Task brief » Give every line from the entries that contains "arrow".

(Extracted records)
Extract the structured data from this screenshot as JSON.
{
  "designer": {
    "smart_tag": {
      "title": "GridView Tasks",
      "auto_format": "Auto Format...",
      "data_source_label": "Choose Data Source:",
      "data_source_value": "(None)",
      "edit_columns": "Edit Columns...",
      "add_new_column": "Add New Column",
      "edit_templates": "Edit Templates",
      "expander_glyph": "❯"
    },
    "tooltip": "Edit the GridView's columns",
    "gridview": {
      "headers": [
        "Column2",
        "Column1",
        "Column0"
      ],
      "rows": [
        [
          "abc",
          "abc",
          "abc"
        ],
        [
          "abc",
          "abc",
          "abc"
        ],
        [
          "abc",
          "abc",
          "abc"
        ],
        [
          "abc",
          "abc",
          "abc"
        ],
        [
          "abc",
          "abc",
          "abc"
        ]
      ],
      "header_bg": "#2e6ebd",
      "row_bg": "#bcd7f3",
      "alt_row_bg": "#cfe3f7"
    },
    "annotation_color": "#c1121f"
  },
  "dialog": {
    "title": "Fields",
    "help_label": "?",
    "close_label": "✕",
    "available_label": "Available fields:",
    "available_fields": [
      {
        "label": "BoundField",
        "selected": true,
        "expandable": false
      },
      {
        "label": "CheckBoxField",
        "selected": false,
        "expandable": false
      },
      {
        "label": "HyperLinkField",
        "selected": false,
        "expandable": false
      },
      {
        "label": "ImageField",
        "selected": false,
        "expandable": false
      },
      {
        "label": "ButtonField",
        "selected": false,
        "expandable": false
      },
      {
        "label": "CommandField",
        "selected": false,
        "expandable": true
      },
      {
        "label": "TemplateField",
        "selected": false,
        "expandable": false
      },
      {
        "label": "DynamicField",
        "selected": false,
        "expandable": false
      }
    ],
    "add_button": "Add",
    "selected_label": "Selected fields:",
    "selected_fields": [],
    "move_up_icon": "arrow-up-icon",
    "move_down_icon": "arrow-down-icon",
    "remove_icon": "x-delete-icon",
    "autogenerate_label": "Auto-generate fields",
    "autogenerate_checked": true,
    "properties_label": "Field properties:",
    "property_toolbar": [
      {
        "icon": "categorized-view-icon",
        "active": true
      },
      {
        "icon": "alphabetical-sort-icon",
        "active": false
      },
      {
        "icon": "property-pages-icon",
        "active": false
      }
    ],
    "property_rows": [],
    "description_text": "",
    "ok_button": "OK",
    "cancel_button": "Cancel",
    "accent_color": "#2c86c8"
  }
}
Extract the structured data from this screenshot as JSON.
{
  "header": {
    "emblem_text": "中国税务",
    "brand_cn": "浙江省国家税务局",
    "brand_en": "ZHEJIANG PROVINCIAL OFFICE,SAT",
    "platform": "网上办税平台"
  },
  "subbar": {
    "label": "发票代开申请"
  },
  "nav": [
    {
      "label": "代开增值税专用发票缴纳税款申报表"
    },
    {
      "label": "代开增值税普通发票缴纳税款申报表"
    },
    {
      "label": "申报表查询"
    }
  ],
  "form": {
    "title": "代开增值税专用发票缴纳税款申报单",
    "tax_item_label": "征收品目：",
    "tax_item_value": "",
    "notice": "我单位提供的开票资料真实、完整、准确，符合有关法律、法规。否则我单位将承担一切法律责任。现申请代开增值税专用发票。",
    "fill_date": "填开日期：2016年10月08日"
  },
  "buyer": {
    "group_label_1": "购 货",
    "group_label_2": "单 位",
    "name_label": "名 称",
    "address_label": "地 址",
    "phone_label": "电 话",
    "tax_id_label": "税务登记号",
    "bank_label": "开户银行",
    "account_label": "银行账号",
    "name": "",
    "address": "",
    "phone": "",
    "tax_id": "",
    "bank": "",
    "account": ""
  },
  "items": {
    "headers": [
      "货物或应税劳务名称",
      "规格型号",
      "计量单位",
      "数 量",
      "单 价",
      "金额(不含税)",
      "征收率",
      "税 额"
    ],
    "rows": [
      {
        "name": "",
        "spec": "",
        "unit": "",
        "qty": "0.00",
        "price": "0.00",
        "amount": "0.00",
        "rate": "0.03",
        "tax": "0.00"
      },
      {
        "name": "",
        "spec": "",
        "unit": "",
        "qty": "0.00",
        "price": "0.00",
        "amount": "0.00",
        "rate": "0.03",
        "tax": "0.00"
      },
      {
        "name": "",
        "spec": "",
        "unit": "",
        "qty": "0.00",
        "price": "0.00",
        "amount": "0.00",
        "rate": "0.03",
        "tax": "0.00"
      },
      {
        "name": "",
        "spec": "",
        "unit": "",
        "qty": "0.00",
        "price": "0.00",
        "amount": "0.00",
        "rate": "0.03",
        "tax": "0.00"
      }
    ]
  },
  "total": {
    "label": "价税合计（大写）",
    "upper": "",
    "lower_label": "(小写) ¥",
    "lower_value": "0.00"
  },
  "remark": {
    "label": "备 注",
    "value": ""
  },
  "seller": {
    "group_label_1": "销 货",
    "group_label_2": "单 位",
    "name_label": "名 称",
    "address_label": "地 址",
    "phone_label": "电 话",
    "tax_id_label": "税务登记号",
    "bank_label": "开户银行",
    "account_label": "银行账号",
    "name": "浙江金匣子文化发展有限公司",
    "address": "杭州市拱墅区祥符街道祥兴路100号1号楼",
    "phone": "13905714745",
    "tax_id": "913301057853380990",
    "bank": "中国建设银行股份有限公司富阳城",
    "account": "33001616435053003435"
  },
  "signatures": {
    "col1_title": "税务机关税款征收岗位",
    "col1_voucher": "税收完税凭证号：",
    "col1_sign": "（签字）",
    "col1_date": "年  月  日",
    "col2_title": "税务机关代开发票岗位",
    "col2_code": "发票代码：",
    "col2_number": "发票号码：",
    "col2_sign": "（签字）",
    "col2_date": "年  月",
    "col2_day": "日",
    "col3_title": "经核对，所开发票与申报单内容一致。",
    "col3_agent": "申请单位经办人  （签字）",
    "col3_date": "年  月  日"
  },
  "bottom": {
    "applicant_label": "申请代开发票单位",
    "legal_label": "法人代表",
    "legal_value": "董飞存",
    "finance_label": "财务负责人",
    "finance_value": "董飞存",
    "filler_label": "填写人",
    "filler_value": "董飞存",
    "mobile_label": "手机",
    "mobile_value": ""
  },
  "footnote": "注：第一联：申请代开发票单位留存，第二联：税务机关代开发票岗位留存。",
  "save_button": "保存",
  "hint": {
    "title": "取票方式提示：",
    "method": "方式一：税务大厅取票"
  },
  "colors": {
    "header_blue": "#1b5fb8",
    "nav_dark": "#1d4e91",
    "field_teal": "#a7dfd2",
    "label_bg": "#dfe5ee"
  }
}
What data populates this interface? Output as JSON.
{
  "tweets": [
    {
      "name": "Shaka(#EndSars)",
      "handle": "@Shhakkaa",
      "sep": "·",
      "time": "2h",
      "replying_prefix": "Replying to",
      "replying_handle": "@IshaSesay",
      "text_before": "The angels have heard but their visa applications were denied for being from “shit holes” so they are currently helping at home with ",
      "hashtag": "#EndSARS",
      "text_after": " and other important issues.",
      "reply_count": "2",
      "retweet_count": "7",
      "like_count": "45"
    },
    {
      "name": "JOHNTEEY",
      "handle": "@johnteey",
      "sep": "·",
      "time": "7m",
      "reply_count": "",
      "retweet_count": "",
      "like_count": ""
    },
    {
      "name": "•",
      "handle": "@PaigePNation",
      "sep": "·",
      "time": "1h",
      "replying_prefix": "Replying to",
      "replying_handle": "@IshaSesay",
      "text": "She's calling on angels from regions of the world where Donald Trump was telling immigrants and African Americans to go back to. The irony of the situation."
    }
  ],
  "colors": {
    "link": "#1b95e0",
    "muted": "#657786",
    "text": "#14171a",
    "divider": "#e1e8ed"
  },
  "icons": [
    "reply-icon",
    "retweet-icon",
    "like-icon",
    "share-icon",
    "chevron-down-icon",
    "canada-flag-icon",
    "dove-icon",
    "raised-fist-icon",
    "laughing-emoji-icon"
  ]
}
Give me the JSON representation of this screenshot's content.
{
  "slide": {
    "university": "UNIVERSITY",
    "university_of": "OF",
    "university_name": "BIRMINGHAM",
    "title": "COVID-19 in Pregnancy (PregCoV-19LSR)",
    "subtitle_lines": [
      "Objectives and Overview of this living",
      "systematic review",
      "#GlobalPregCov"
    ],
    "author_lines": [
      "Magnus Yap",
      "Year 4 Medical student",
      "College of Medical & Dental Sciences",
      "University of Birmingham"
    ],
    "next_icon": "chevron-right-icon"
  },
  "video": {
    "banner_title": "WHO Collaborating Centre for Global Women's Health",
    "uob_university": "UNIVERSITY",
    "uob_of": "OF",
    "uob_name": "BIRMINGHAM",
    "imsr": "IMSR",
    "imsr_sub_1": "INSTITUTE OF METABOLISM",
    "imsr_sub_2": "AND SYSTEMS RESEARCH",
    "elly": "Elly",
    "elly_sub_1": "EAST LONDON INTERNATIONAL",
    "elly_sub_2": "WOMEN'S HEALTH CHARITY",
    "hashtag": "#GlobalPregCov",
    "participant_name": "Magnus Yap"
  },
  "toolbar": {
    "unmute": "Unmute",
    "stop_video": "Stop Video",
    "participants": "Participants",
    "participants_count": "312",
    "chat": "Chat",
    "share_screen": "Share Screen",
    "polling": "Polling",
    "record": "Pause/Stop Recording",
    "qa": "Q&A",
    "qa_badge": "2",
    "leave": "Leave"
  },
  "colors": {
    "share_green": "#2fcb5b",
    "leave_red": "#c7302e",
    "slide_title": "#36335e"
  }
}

Exercise solution »
    "move_up_icon": "arrow-up-icon",
    "move_down_icon": "arrow-down-icon",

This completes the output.